**Trecho:**
Ciências Sociais,

Quando a Itália perdeu a inocência

Passados cinquenta anos, italianos ainda tentam compreender atentado em Milão considerado o primeiro ato dos anos de chumbo

12jan2020 | Edição #30 jan/fev.20

Foi logo na minha primeira semana morando em Milão, em dezembro de 2018, que notei, no caminho de casa até o Duomo, duas placas lado a lado, no estilo lápide, homenageando a mesma pessoa: o ferroviário anarquista Giuseppe Pinelli. Fincadas em um gramado a trezentos metros da catedral que é o principal ponto turístico da cidade, as pedras têm tamanho e altura quase idênticos, mas quem as lê de perto percebe as diferenças. Na da direita, que tem o símbolo da prefeitura, Pinelli foi um “inocente morto tragicamente”. Na da esquerda, assinada pelos “estudantes e democráticos milaneses”, foi um “inocente assassinado”. As inscrições de data e local da morte coincidem: 15 de dezembro de 1969, dentro da sede da polícia de Milão.

**Entradas fornecidas:**
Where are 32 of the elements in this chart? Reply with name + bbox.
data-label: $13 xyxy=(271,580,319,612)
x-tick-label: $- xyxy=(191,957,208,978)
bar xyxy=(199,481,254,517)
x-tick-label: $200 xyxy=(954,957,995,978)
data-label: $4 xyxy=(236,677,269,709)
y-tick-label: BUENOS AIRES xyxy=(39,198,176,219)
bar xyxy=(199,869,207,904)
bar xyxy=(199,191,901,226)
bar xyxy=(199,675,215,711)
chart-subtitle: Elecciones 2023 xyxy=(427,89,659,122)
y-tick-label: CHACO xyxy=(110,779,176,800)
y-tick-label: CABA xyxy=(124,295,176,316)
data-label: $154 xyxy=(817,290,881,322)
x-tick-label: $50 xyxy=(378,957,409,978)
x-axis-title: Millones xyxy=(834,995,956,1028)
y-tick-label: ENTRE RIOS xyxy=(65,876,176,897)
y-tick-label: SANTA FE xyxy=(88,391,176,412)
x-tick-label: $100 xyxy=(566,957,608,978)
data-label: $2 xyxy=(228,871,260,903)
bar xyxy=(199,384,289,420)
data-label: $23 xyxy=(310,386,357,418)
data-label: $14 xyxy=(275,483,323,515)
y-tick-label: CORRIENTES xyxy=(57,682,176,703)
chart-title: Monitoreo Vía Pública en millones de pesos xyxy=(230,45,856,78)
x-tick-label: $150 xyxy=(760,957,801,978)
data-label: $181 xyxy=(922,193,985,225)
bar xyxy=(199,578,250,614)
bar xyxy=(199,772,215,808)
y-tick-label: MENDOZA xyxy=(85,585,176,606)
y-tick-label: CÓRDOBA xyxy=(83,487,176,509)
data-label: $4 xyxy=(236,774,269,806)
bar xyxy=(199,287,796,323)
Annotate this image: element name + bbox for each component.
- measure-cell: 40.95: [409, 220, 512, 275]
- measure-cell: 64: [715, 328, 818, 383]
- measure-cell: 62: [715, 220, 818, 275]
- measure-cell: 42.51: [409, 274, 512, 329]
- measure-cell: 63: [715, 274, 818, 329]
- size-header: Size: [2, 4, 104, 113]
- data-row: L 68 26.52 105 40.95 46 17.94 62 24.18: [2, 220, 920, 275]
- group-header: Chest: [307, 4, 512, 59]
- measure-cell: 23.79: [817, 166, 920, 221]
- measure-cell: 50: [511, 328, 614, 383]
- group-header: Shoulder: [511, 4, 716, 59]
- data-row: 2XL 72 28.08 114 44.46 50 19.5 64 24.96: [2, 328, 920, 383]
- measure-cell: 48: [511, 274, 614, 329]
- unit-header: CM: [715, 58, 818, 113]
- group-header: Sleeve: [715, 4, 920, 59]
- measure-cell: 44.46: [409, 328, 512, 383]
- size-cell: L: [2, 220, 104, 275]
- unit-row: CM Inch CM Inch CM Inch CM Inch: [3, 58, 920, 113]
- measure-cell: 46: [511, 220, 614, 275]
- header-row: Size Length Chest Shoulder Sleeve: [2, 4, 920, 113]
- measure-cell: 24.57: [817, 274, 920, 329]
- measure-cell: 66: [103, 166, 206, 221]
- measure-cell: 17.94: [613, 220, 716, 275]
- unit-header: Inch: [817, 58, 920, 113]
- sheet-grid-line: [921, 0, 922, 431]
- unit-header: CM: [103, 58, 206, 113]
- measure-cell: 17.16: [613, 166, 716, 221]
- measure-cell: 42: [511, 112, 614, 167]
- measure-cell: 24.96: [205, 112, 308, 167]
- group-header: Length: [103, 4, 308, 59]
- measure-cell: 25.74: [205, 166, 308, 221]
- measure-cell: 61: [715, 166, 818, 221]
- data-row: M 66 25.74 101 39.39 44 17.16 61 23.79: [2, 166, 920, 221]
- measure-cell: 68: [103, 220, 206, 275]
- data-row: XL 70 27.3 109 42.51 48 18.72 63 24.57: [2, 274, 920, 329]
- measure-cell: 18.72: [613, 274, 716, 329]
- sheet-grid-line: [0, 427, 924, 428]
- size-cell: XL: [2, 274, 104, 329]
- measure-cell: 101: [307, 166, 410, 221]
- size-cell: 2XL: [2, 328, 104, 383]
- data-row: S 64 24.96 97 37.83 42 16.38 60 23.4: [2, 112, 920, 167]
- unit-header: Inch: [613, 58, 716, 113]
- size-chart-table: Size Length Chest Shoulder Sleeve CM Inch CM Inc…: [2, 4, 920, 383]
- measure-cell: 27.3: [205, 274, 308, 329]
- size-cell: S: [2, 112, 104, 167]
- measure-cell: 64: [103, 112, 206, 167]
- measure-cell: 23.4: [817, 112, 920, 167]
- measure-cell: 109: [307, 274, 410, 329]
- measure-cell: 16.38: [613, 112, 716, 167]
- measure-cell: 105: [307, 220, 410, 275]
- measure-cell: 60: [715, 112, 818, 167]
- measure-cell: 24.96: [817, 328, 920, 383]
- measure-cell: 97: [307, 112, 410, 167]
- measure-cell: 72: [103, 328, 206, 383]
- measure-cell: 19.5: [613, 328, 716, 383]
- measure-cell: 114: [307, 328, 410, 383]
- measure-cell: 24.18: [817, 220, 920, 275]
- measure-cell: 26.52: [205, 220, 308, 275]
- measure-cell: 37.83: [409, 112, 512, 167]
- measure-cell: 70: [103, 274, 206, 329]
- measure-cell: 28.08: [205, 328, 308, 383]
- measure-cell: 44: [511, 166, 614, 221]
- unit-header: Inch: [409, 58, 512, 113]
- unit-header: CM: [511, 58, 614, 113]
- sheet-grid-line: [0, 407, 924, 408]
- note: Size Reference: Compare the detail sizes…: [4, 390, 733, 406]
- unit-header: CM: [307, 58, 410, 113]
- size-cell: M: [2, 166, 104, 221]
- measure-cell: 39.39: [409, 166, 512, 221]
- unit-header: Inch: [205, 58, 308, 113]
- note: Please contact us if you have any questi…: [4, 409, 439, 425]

**Tarefas escritas:**
A: Segundo o trecho, em que data e em que local morreu Giuseppe Pinelli?
B: Resuma em poucas frases o parágrafo do trecho que começa com "Foi logo na minha primeira semana", sem perder os fatos principais.
C: Diga se cada afirmação está de acordo com o trecho, respondendo sim ou não e citando as palavras que decidem a questão: (i) as placas ficam a trezentos metros da catedral; (ii) a placa da esquerda traz o símbolo da prefeitura; (iii) as duas placas indicam datas de morte diferentes.

**Respostas corretas:**
A: Em 15 de dezembro de 1969, dentro da sede da polícia de Milão.

B: Em dezembro de 2018, na primeira semana em Milão, o autor do relato viu duas placas em estilo lápide em homenagem ao ferroviário anarquista Giuseppe Pinelli. Elas ficam em um gramado a trezentos metros do Duomo e são quase idênticas em tamanho e altura. A da direita, com o símbolo da prefeitura, diz que ele foi um "inocente morto tragicamente". A da esquerda, assinada pelos "estudantes e democráticos milaneses", diz que ele foi um "inocente assassinado". As duas indicam a mesma data e o mesmo local da morte: 15 de dezembro de 1969, na sede da polícia de Milão.

C:
(i) Sim: "Fincadas em um gramado a trezentos metros da catedral".
(ii) Não: "Na da direita, que tem o símbolo da prefeitura".
(iii) Não: "As inscrições de data e local da morte coincidem".